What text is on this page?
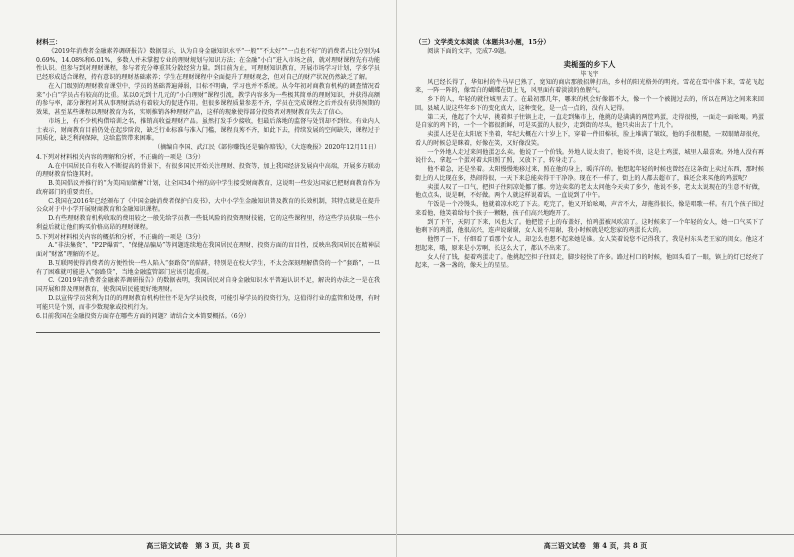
材料三：

《2019年消费者金融素养调研报告》数据显示，认为自身金融知识水平“一般”“不太好”“一点也不好”的消费者占比分别为40.69%、14.08%和6.01%，多数人并未掌握专业的理财规划与知识方法；在金融“小白”进入市场之前，就对理财课程先有功能性认识。但参与到对理财课程，参与者充分尊重其分散经营力量。到目前为止，可理财知识教育，开展市场学习计划，学多学员已经形成适合课程，持有意识的理财基础素养；学生在理财课程中全面提升了理财观念，但对自己的财产状况仍然缺乏了解。

在入门级别的理财教育课堂中，学员的基础普遍薄弱，目标不明确，学习也并不系统。从今年初对商教育机构的调查情况看来“小白”学员占有较高的比重。某以0元到十几元的“小白理财”课程引流，教学内容多为一些极其简单的理财知识，并获得高额的参与率，部分课程对其从事理财活动有着较大的促进作用。但很多课程质量参差不齐，学员在完成课程之后并没有获得预期的效果，甚至某些课程以理财教育为名，实则推销各种理财产品，这样的现象使得部分投资者对理财教育失去了信心。

市场上，有不少机构借培训之名，推销高收益理财产品。虽然打发手少接收，但最后落地的监督与处罚却不到位。有业内人士表示，财商教育目前仍处在起步阶段，缺乏行业标准与准入门槛，课程良莠不齐，如此下去，持续发展的空间缺失，课程过于同质化，缺乏利润保障，这给监管带来困难。

（摘编自李国、武江民《部你赚钱还是骗你赔钱》，《大连晚报》2020年12月11日）

4.下列对材料相关内容的理解和分析，不正确的一项是（3分）

A.在中国居民自有收入不断提高的背景下，有很多国民开始关注理财、投资等，加上我国经济发展向中高端，开展多方联动的理财教育恰逢其时。

B.美国倡议并推行的“为美国而储蓄”计划，让全国34个州的高中学生接受财商教育，这说明一些发达国家已把财商教育作为政府部门的重要责任。

C.我国在2016年已经颁布了《中国金融消费者保护白皮书》，大中小学生金融知识普及教育的长效机制，其特点就是在提升公众对于中小学开展财商教育和金融知识课程。

D.有些理财教育机构收取的费用较之一般先给学员教一些低风险的投资理财技能，它的这些课程里，待这些学员获取一些小利益后就让他们购买价格高昂的理财课程。

5.下列对材料相关内容的概括和分析，不正确的一项是（3分）

A.“非法集资”、“P2P爆雷”、“保健品骗局”等问题连续地在我国居民在理财、投资方面的盲目性，反映出我国居民在精神层面对“财富”理解的不足。

B.互联网使得消费者的方便性快一些人陷入“套路贷”的陷阱，特别是在校大学生，不太会深刻理解借贷的一个“套路”，一旦有了困难就可能进入“套路贷”，当地金融监管部门应该引起重视。

C.《2019年消费者金融素养调研报告》的数据表明，我国居民对自身金融知识水平普遍认识不足，解决的办法之一是在我国开展和普及理财教育，使我国居民能更好地理财。

D.以宣传学员营利为目的的理财教育机构往往不是为学员投资，可能引导学员的投资行为，这值得行业的监管和处理，有时可能只是个别，而非少数现象或投机行为。

6.目前我国在金融投资方面存在哪些方面的问题？请结合文本简要概括。（6分）

高三语文试卷　第 3 页，共 8 页

（三）文学类文本阅读（本题共3小题，15分）

阅读下面的文字，完成7-9题。

卖栀蛋的乡下人
毕飞宇

风已经长得了，华知村的牛马早已熟了，宽知的商店那般招牌打出，乡村的阳光格外的明亮。雪花在雪中落下来，雪花飞起来，一阵一阵的，像雪白的蝴蝶在街上飞，风里面有着淡淡的鱼腥气。

乡下的人，年轻的就往城里去了。在最初那几年，哪来的机会好像都不大，像一个一个被抛过去的，所以在两边之间来来回回。县城人说这些年乡下的变化真大，这种变化，是一点一点的，没有人记得。

第二天，他起了个大早，挑着担子往镇上走，一直走到集市上，他挑的是满满的两筐鸡蛋，走得很慢，一面走一面吆喝。鸡蛋是自家的鸡下的，一个一个都很新鲜，可是买蛋的人很少，走到街的尽头，他只卖出去了十几个。

卖蛋人还是在太阳底下坐着，年纪大概在六十岁上下，穿着一件旧棉袄，脸上堆满了皱纹，他的手很粗糙，一双眼睛却很亮，看人的时候总是眯着，好像在笑，又好像没笑。

一个外地人走过来问他蛋怎么卖。他说了一个价钱。外地人说太贵了，他说不贵，这是土鸡蛋，城里人最喜欢。外地人没有再说什么，拿起一个蛋对着太阳照了照，又放下了，转身走了。

他不着急，还是坐着。太阳慢慢地移过来，照在他的身上，暖洋洋的。他想起年轻的时候也曾经在这条街上卖过东西，那时候街上的人比现在多，热闹得很，一天下来总能卖得干干净净。现在不一样了，街上的人都去超市了，谁还会来买他的鸡蛋呢？

卖蛋人叹了一口气，把担子往阴凉处挪了挪。旁边卖菜的老太太问他今天卖了多少，他说不多，老太太说现在的生意不好做，他点点头，说是啊，不好做。两个人就这样说着话，一直说到了中午。

午饭是一个冷馒头，他就着凉水吃了下去。吃完了，他又开始吆喝，声音不大，却拖得很长，像是唱歌一样。有几个孩子围过来看他，他笑着给每个孩子一颗糖，孩子们高兴地跑开了。

到了下午，天阴了下来，风也大了。他把筐子上的布盖好，怕鸡蛋被风吹凉了。这时候来了一个年轻的女人，她一口气买下了他剩下的鸡蛋，他很高兴，连声说谢谢，女人说不用谢，我小时候就是吃您家的鸡蛋长大的。

他愣了一下，仔细看了看那个女人，却怎么也想不起来她是谁。女人笑着说您不记得我了，我是村东头老王家的闺女。他这才想起来，哦，原来是小芳啊，长这么大了，都认不出来了。

女人付了钱，提着鸡蛋走了。他挑起空担子往回走，脚步轻快了许多。路过村口的时候，他回头看了一眼，镇上的灯已经亮了起来，一盏一盏的，像天上的星星。

高三语文试卷　第 4 页，共 8 页
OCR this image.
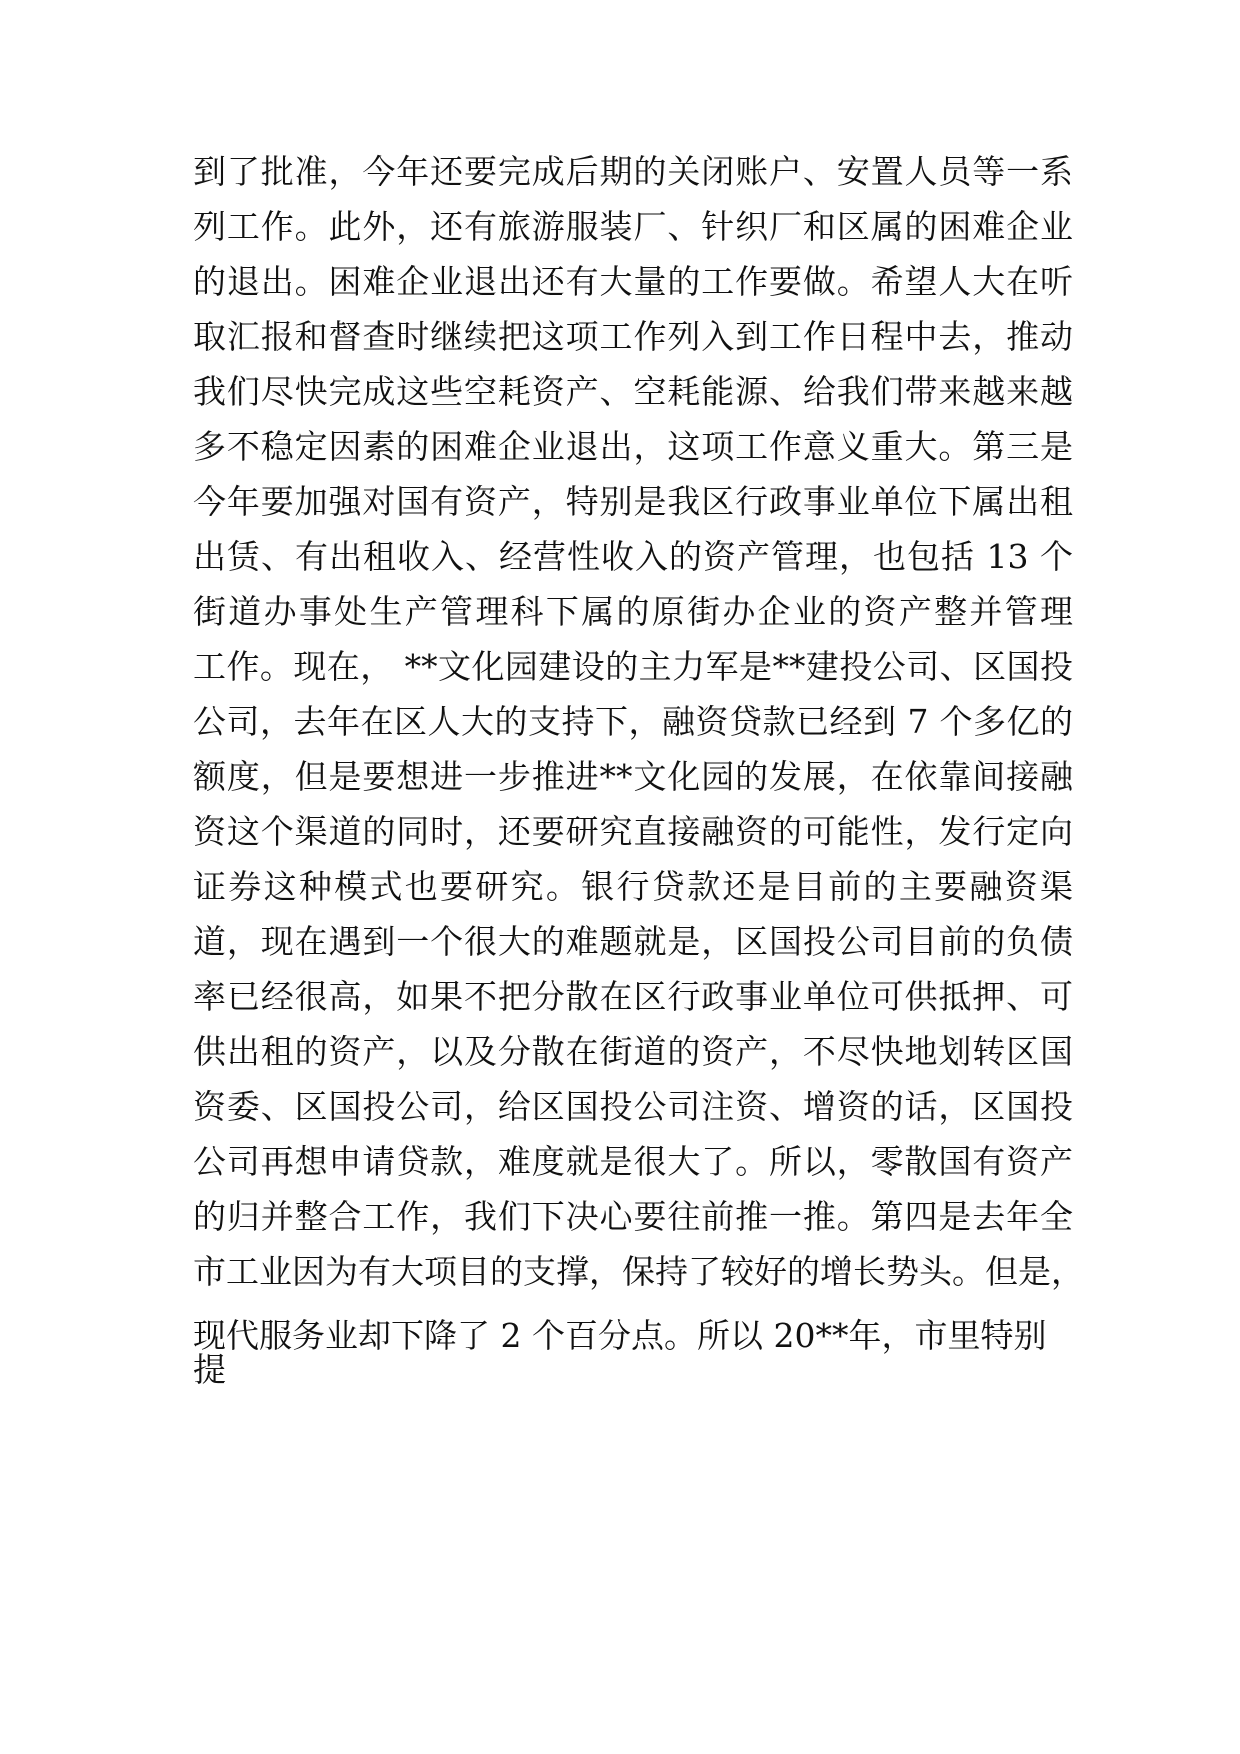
到了批准，今年还要完成后期的关闭账户、安置人员等一系
列工作。此外，还有旅游服装厂、针织厂和区属的困难企业
的退出。困难企业退出还有大量的工作要做。希望人大在听
取汇报和督查时继续把这项工作列入到工作日程中去，推动
我们尽快完成这些空耗资产、空耗能源、给我们带来越来越
多不稳定因素的困难企业退出，这项工作意义重大。第三是
今年要加强对国有资产，特别是我区行政事业单位下属出租
出赁、有出租收入、经营性收入的资产管理，也包括 13 个
街道办事处生产管理科下属的原街办企业的资产整并管理
工作。现在， **文化园建设的主力军是**建投公司、区国投
公司，去年在区人大的支持下，融资贷款已经到 7 个多亿的
额度，但是要想进一步推进**文化园的发展，在依靠间接融
资这个渠道的同时，还要研究直接融资的可能性，发行定向
证券这种模式也要研究。银行贷款还是目前的主要融资渠
道，现在遇到一个很大的难题就是，区国投公司目前的负债
率已经很高，如果不把分散在区行政事业单位可供抵押、可
供出租的资产，以及分散在街道的资产，不尽快地划转区国
资委、区国投公司，给区国投公司注资、增资的话，区国投
公司再想申请贷款，难度就是很大了。所以，零散国有资产
的归并整合工作，我们下决心要往前推一推。第四是去年全
市工业因为有大项目的支撑，保持了较好的增长势头。但是，
现代服务业却下降了 2 个百分点。所以 20**年，市里特别
提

........

Short task: Search the lines for the string "this" and copy every line that has it.

Problem solution:
What text is on this page?
OCR this image.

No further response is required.